*Stated problem*.
Output every record below exactly as it appears.

*Records for the task*.
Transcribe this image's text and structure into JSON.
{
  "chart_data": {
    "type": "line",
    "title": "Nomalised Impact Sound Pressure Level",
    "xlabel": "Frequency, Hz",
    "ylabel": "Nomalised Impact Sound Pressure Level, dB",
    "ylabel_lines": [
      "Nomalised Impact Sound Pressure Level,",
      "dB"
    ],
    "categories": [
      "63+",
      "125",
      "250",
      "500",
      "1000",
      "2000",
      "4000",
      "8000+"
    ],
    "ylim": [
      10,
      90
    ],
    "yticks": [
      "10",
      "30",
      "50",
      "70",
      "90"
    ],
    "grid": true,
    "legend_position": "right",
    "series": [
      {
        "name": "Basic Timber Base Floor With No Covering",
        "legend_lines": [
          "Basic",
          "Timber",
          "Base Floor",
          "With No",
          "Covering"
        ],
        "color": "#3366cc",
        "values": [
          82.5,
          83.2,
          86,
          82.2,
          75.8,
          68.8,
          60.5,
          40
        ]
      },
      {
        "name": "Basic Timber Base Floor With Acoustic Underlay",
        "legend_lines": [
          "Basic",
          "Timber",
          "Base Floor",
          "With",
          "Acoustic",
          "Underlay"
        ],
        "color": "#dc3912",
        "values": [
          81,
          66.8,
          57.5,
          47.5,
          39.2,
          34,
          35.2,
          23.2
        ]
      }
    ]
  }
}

*Completed exercise*.
Transcribe this image's text and structure into JSON.
{
  "chart_data": {
    "type": "line",
    "title": "Nomalised Impact Sound Pressure Level",
    "xlabel": "Frequency, Hz",
    "ylabel": "Nomalised Impact Sound Pressure Level, dB",
    "ylabel_lines": [
      "Nomalised Impact Sound Pressure Level,",
      "dB"
    ],
    "categories": [
      "63+",
      "125",
      "250",
      "500",
      "1000",
      "2000",
      "4000",
      "8000+"
    ],
    "ylim": [
      10,
      90
    ],
    "yticks": [
      "10",
      "30",
      "50",
      "70",
      "90"
    ],
    "grid": true,
    "legend_position": "right",
    "series": [
      {
        "name": "Basic Timber Base Floor With No Covering",
        "legend_lines": [
          "Basic",
          "Timber",
          "Base Floor",
          "With No",
          "Covering"
        ],
        "color": "#3366cc",
        "values": [
          82.5,
          83.2,
          86,
          82.2,
          75.8,
          68.8,
          60.5,
          40
        ]
      },
      {
        "name": "Basic Timber Base Floor With Acoustic Underlay",
        "legend_lines": [
          "Basic",
          "Timber",
          "Base Floor",
          "With",
          "Acoustic",
          "Underlay"
        ],
        "color": "#dc3912",
        "values": [
          81,
          66.8,
          57.5,
          47.5,
          39.2,
          34,
          35.2,
          23.2
        ]
      }
    ]
  }
}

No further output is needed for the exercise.